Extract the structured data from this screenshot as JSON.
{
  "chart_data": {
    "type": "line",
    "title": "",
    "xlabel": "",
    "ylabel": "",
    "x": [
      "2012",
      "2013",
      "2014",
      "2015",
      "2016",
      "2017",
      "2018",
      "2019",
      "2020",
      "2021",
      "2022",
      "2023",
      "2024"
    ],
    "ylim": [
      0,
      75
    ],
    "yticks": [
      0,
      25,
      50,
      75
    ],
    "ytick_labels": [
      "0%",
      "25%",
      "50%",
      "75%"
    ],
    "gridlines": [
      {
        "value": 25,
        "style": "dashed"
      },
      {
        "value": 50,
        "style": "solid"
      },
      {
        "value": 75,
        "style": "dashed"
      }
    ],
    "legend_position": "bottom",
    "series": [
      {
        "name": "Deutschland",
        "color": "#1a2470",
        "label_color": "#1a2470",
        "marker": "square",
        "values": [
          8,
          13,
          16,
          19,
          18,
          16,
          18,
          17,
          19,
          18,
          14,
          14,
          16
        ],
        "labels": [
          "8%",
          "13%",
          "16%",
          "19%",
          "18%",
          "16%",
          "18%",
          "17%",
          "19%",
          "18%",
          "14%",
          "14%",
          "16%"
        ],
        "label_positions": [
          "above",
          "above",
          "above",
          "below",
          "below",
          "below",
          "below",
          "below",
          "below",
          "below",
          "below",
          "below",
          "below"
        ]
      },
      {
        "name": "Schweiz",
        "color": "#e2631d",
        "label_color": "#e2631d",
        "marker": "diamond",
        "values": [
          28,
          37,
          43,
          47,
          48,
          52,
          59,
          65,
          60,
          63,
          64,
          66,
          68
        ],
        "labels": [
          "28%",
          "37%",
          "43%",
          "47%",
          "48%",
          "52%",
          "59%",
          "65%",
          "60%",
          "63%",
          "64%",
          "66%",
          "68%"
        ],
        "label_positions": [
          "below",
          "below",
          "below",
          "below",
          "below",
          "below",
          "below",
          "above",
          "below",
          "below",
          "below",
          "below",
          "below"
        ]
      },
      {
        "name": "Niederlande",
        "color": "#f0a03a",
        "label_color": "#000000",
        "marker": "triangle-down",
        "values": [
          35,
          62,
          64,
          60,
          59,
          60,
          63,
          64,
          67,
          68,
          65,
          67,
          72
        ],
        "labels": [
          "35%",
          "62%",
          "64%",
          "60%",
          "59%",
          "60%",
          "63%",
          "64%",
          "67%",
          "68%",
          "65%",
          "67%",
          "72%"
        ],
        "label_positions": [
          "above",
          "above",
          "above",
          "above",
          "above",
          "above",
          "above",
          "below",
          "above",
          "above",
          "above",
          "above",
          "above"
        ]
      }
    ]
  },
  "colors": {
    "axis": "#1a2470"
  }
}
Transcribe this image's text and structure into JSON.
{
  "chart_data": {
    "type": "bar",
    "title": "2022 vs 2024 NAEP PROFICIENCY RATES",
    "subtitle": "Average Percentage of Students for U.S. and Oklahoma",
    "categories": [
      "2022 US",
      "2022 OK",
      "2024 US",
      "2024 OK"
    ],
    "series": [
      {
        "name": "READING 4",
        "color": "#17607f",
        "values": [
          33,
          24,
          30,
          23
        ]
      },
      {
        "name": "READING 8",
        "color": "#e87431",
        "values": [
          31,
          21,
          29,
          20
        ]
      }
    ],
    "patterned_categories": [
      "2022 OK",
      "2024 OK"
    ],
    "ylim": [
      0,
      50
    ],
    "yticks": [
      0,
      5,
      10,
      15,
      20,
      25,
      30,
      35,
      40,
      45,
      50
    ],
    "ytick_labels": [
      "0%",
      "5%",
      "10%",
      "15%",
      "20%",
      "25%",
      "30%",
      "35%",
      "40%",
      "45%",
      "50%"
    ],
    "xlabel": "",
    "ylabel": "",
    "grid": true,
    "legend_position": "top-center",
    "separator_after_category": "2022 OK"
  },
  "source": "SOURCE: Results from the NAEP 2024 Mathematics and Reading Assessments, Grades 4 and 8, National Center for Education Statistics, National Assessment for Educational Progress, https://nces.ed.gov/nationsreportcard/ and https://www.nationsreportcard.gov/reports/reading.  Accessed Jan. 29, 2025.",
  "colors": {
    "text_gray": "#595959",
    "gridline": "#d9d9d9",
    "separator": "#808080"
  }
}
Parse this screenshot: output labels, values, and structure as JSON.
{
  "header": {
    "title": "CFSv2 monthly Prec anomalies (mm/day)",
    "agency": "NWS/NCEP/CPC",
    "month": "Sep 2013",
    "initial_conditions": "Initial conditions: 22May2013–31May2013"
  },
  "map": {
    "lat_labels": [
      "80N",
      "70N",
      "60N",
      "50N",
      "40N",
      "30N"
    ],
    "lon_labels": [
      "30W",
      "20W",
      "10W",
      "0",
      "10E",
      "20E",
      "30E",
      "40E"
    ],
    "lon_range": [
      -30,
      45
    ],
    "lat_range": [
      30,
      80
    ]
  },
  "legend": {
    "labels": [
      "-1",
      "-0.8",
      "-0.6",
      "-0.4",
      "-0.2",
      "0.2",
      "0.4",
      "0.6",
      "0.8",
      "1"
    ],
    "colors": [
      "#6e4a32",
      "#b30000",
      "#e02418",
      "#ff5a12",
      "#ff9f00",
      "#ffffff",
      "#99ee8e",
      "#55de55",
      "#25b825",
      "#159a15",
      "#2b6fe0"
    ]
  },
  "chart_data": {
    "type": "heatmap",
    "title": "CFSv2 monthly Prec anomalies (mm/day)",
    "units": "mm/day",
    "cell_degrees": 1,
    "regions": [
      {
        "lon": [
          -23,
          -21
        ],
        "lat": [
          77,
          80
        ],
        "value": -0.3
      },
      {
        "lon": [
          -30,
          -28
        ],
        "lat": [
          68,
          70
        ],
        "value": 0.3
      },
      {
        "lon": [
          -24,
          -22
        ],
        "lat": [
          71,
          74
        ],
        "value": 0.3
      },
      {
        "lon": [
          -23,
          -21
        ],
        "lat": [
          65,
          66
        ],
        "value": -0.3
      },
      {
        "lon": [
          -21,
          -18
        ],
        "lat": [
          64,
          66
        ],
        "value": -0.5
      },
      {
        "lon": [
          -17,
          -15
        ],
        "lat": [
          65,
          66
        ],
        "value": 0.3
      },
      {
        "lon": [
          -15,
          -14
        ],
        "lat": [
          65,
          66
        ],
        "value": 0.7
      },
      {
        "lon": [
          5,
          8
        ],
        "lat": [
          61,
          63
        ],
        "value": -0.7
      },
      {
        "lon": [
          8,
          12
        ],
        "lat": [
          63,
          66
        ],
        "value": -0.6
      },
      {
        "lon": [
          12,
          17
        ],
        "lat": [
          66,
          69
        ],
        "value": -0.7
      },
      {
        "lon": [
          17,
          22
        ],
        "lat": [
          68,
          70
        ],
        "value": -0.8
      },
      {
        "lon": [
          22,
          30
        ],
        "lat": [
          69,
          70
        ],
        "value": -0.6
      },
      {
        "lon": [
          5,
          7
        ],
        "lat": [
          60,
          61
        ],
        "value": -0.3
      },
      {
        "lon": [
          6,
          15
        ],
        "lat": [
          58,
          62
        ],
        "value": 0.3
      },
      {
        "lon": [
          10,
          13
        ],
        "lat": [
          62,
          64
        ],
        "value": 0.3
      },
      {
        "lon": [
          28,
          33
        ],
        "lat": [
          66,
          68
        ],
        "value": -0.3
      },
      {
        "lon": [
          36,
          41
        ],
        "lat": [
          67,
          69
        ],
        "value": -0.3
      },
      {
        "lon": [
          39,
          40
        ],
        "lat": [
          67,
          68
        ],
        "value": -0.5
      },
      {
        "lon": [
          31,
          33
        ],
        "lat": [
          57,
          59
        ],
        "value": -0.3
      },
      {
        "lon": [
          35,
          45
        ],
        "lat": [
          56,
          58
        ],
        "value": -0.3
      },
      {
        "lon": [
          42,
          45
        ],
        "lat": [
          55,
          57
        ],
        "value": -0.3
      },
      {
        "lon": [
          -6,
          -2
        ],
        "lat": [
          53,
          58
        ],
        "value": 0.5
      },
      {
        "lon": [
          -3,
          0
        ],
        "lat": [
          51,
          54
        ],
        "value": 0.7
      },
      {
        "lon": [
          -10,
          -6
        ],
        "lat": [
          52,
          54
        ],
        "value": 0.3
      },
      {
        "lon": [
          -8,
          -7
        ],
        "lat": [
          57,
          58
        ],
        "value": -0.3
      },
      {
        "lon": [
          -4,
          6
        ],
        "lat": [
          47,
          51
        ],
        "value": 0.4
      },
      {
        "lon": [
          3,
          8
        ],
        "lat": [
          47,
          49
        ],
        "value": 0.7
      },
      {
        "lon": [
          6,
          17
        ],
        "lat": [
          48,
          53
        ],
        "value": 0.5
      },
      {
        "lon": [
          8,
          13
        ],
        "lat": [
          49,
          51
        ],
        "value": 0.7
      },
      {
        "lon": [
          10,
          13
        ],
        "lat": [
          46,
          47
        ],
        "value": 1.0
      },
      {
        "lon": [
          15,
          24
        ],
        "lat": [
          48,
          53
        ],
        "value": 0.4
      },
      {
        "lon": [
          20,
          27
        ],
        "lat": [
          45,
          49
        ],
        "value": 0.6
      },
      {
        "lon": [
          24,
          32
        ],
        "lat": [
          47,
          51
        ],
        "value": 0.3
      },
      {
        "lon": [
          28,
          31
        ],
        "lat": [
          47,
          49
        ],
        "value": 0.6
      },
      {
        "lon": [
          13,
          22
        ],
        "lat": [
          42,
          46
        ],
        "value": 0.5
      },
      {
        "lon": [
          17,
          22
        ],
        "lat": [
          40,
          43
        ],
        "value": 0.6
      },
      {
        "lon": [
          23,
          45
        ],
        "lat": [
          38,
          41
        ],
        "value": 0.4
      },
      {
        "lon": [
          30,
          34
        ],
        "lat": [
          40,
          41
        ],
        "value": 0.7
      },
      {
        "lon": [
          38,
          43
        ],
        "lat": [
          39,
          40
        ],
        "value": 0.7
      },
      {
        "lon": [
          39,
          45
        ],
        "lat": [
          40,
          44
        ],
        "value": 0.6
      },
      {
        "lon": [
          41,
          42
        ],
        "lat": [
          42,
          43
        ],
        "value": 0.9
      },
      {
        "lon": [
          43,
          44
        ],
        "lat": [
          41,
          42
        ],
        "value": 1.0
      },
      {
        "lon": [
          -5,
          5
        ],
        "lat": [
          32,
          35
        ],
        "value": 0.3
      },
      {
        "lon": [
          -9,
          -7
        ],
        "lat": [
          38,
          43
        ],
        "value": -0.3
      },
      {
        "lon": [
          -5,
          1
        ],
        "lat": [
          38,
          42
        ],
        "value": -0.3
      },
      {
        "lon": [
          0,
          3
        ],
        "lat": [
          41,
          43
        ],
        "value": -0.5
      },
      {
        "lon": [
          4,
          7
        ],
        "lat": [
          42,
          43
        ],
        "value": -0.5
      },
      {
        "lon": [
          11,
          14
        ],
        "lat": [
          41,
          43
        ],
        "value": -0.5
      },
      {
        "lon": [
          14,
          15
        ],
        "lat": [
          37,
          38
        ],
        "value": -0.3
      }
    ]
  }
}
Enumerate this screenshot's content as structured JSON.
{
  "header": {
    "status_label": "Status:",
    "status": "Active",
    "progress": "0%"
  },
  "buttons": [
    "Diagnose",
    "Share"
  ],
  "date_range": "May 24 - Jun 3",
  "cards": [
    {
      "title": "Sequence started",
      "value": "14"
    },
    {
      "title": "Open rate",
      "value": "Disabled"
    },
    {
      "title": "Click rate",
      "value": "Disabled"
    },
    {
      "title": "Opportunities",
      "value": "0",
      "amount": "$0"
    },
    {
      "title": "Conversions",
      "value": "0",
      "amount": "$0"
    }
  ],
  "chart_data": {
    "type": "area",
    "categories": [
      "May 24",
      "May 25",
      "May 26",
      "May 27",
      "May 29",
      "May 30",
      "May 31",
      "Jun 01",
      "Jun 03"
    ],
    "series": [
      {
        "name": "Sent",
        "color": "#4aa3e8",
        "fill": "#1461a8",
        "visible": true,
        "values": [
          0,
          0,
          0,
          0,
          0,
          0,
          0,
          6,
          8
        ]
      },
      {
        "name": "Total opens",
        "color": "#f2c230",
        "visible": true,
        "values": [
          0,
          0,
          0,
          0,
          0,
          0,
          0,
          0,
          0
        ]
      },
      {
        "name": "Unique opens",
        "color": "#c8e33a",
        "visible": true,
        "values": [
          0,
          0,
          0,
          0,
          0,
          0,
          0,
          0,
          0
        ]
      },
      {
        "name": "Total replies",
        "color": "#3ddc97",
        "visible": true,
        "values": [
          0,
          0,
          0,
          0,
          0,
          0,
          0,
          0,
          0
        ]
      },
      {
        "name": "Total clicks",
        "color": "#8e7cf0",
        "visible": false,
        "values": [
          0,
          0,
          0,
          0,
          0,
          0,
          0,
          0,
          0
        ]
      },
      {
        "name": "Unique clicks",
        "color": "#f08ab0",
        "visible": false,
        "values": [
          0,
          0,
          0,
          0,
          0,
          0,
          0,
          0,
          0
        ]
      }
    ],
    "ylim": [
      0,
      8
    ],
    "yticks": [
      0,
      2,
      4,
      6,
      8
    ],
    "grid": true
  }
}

--

GOAL OF THE EXERCISE: State how many lines of the listing include "structured", and nothing more.

WORKED SOLUTION: 2